Figure dataset records:
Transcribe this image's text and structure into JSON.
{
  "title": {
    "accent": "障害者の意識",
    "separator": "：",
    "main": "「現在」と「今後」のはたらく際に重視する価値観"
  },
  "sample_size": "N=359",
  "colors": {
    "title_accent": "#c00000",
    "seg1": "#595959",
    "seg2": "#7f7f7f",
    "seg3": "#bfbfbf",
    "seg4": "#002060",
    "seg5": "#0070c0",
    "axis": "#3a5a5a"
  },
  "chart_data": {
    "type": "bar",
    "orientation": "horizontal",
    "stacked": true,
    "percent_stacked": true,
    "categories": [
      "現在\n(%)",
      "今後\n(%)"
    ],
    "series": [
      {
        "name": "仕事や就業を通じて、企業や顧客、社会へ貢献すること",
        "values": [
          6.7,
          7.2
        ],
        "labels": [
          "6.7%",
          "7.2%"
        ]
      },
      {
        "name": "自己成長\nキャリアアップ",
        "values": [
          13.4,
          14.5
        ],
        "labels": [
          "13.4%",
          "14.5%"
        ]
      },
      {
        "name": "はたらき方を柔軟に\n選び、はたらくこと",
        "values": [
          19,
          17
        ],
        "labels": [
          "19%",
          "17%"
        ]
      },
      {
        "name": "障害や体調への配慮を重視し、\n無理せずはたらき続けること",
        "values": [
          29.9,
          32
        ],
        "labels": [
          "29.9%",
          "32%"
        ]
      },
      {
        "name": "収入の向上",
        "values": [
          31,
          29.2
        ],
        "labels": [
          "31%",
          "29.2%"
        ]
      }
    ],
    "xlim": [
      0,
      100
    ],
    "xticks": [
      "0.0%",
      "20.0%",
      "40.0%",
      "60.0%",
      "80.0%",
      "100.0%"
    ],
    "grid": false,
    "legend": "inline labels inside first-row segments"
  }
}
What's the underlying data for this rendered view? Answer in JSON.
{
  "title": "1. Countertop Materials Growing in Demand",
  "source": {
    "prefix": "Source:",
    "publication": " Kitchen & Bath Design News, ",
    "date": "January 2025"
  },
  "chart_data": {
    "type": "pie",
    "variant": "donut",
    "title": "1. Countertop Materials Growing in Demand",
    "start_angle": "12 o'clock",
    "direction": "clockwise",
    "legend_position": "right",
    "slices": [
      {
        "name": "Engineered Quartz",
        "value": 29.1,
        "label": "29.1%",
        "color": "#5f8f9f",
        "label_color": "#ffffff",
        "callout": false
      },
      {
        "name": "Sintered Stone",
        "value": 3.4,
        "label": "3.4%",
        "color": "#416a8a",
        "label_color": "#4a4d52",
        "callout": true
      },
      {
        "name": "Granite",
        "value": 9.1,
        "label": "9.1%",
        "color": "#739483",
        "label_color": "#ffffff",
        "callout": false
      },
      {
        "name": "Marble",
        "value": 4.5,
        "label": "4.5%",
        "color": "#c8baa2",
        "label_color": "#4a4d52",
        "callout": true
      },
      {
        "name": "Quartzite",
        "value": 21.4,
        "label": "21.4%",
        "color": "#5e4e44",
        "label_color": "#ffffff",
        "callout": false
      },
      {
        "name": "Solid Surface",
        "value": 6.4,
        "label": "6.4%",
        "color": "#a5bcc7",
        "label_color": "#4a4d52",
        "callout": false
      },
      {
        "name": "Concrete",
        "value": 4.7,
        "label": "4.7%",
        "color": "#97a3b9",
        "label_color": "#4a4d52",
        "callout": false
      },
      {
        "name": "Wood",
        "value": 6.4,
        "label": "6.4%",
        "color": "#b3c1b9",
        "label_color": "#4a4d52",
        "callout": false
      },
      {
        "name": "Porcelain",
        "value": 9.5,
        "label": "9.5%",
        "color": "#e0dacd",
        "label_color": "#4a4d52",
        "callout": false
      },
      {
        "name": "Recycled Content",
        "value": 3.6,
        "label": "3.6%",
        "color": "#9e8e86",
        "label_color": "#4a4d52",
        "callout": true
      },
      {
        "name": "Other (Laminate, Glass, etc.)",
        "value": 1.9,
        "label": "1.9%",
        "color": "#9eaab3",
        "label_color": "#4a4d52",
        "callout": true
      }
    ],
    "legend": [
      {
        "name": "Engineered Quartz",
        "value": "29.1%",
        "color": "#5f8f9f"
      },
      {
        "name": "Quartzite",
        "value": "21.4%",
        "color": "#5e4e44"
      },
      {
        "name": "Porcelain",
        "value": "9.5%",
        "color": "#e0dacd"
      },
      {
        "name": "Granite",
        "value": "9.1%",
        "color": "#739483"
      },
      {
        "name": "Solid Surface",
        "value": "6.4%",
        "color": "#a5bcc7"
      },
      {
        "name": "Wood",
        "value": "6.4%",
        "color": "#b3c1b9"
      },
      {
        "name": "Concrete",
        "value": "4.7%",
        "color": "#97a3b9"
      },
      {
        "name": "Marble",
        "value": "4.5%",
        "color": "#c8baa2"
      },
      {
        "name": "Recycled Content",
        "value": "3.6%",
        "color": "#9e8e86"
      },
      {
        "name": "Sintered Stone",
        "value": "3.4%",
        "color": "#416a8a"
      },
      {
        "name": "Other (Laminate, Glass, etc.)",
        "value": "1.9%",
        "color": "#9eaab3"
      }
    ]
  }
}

> [DIRECTIVE]
For the entries shown above, give the number of lines that include the word "Materials", without any other text.

> [SOLUTION FOR THIS TASK]
2